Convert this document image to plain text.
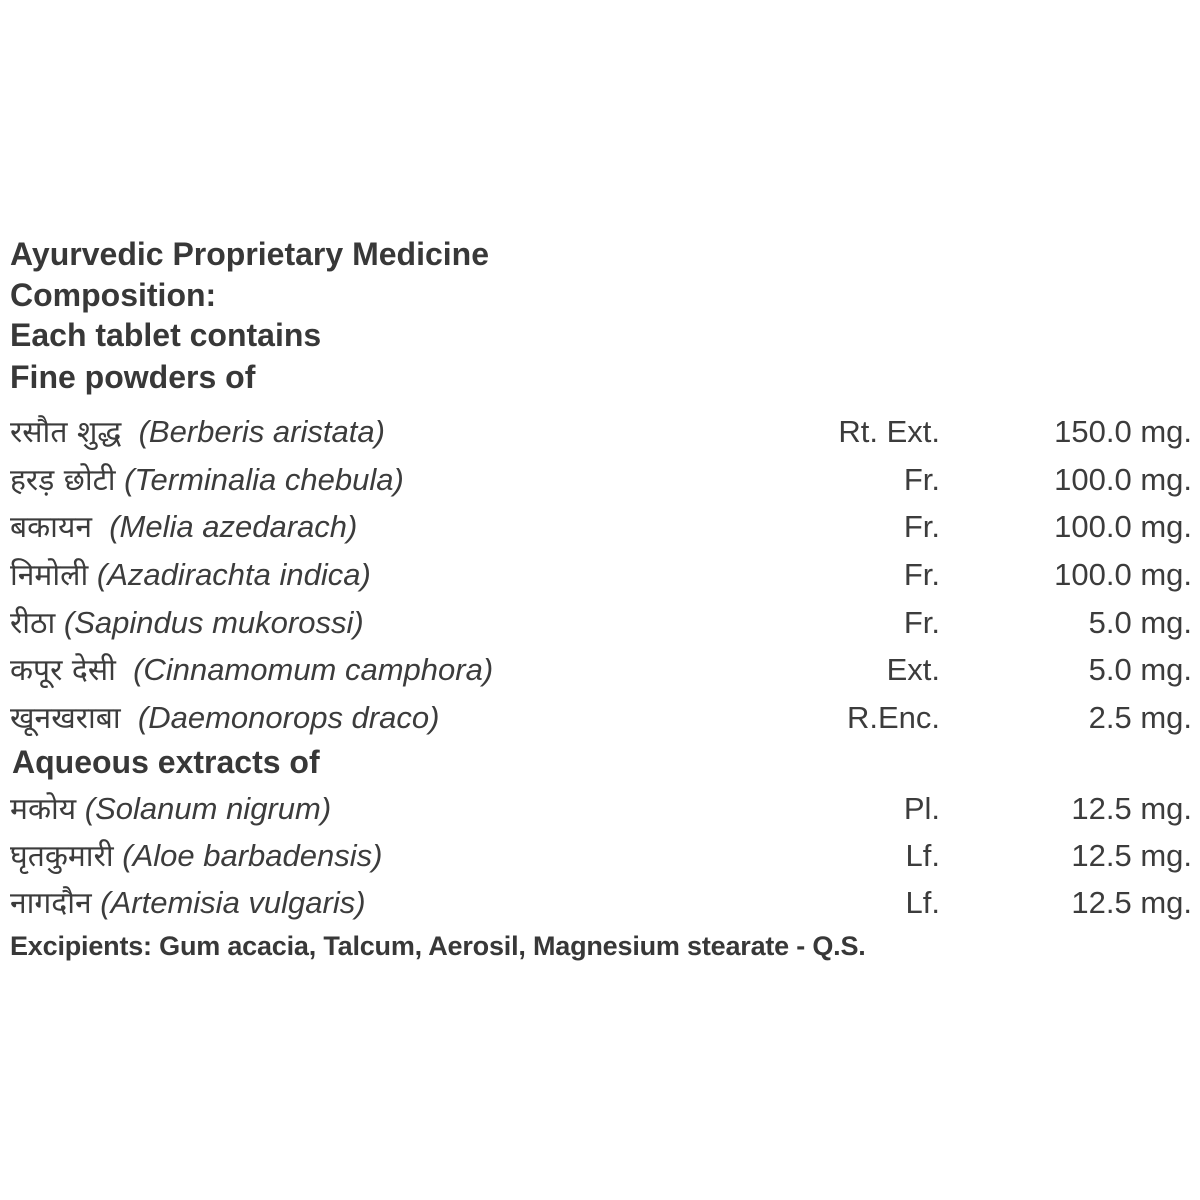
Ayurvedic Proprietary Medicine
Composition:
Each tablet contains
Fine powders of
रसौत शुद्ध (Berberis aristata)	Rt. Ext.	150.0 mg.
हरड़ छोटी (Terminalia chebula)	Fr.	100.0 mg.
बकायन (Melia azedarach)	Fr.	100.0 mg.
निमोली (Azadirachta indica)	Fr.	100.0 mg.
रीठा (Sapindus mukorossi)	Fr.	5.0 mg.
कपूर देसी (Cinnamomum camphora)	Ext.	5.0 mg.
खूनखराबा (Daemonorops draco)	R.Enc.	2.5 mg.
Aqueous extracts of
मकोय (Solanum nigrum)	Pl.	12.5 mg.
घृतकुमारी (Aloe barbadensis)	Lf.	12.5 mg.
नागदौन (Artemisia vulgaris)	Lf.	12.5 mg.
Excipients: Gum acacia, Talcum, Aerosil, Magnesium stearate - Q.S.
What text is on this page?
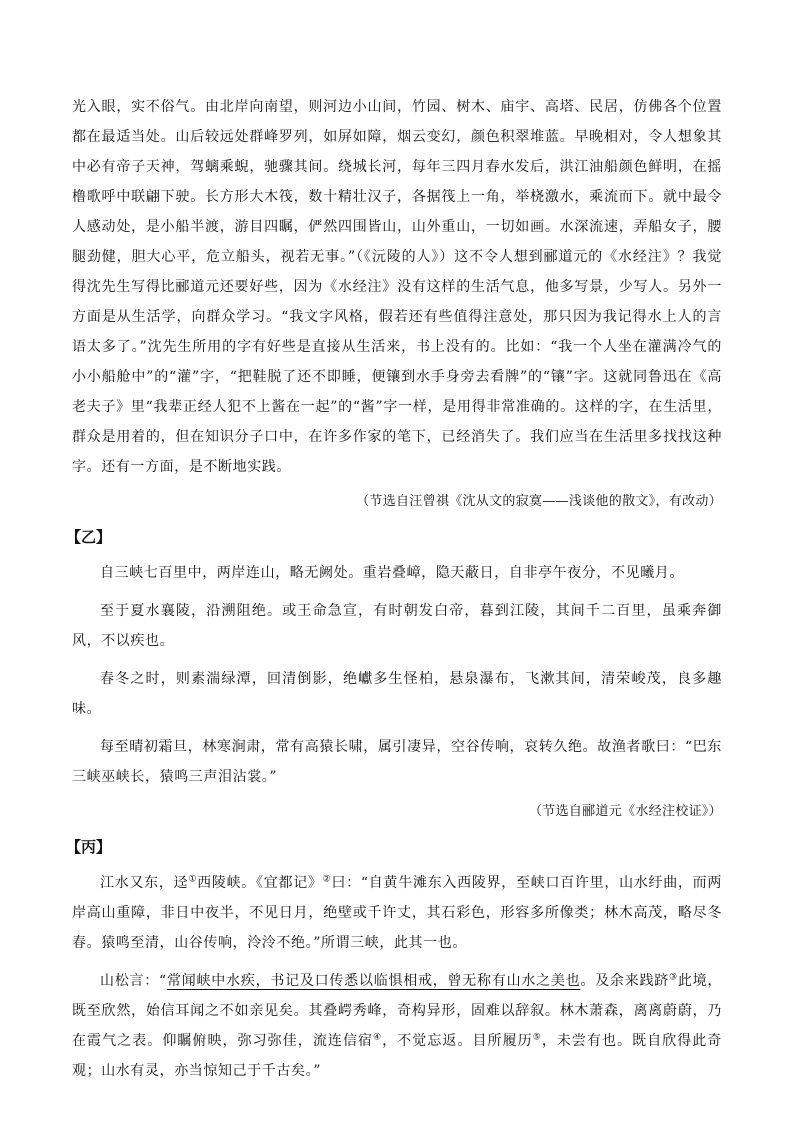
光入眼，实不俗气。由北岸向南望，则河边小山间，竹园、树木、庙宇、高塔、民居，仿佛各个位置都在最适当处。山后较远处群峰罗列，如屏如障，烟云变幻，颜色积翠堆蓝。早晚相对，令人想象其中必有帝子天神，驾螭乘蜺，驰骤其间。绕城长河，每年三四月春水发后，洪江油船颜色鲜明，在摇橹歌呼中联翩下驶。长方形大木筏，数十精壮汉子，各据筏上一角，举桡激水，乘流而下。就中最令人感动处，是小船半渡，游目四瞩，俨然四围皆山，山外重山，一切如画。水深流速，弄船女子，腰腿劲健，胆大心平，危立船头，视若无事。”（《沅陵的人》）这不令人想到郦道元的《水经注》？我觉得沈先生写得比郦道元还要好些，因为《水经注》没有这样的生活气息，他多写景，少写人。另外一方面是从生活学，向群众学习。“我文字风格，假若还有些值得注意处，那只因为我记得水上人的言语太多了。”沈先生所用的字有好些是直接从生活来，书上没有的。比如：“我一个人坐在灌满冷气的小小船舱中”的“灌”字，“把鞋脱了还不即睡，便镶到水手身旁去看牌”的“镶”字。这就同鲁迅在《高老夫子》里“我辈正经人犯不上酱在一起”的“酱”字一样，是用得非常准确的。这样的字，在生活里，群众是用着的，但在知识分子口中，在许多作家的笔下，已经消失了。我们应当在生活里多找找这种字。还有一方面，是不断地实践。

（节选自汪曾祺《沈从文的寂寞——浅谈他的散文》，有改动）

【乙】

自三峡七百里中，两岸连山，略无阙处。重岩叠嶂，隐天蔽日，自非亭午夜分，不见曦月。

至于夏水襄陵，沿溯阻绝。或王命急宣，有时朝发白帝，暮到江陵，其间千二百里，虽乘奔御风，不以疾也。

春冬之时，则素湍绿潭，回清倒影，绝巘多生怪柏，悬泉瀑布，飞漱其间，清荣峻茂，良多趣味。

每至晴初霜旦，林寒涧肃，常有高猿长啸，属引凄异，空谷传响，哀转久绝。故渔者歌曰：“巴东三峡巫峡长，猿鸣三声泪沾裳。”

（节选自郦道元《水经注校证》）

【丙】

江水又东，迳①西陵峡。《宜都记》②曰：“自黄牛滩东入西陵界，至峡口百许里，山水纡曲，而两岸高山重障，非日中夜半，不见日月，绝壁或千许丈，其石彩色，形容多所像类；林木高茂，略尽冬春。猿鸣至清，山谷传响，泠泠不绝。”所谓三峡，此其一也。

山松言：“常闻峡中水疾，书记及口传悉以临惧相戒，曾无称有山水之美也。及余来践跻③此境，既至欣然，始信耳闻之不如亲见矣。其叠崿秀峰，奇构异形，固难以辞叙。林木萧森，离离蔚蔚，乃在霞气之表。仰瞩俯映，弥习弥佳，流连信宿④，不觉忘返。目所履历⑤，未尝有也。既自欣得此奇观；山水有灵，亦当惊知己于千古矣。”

------------------------------------------------------------------------

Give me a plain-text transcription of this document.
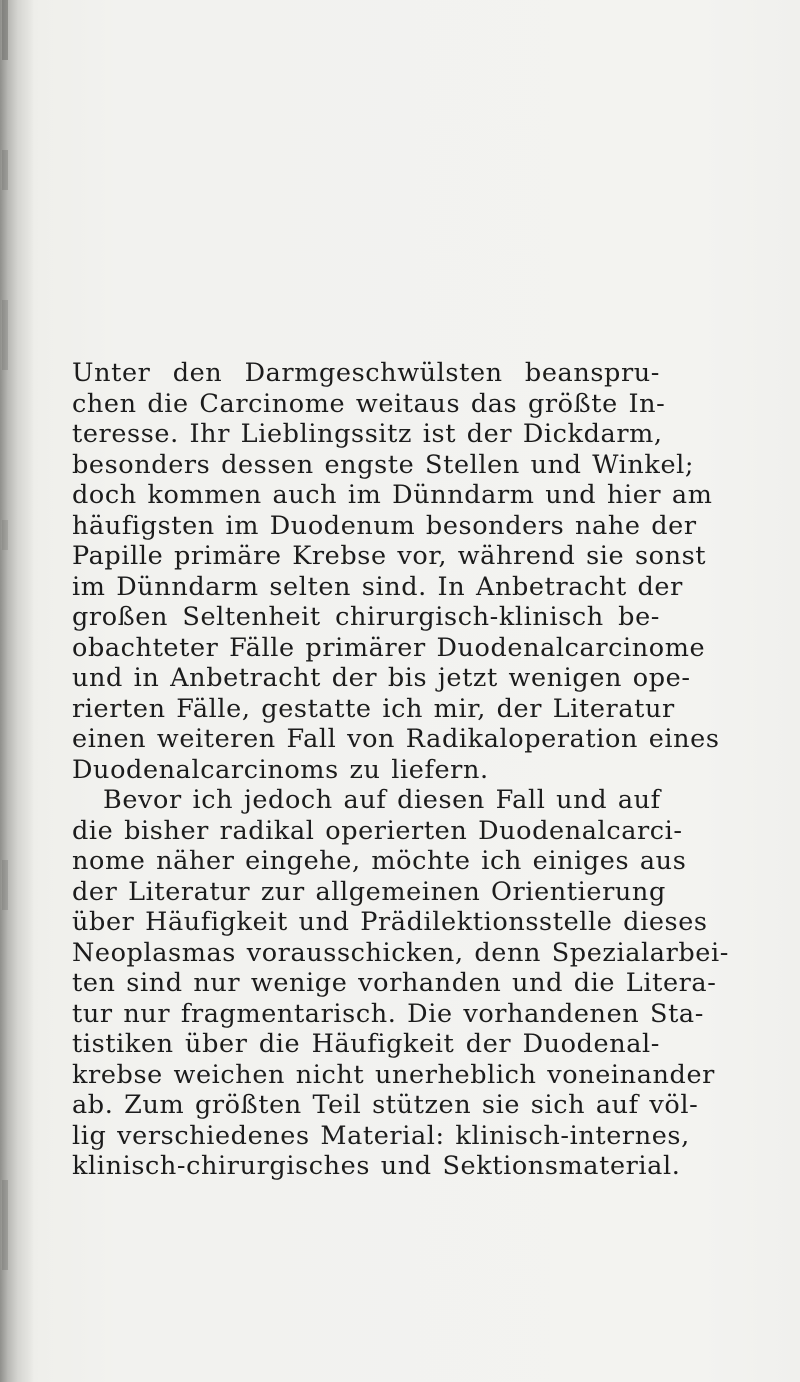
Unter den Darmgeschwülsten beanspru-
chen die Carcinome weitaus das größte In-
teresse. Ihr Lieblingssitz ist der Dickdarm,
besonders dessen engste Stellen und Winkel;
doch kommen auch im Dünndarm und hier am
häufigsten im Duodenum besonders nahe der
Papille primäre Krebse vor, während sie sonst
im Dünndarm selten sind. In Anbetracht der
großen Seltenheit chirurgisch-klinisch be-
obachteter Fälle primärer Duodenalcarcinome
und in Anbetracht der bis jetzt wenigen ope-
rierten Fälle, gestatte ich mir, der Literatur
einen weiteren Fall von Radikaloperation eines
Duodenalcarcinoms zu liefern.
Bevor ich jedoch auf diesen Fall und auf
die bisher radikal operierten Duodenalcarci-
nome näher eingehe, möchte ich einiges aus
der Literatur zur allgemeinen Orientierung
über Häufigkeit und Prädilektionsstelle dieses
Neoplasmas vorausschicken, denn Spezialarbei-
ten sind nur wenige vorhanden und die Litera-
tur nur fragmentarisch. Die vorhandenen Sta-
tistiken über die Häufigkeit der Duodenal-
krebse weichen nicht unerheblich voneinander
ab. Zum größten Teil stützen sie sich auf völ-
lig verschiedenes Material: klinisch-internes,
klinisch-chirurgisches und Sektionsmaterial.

------------------------------------------------------------------------

**Stated task:** Pull out every line containing "klinisch".

**Right answer:**
großen Seltenheit chirurgisch-klinisch be-
lig verschiedenes Material: klinisch-internes,
klinisch-chirurgisches und Sektionsmaterial.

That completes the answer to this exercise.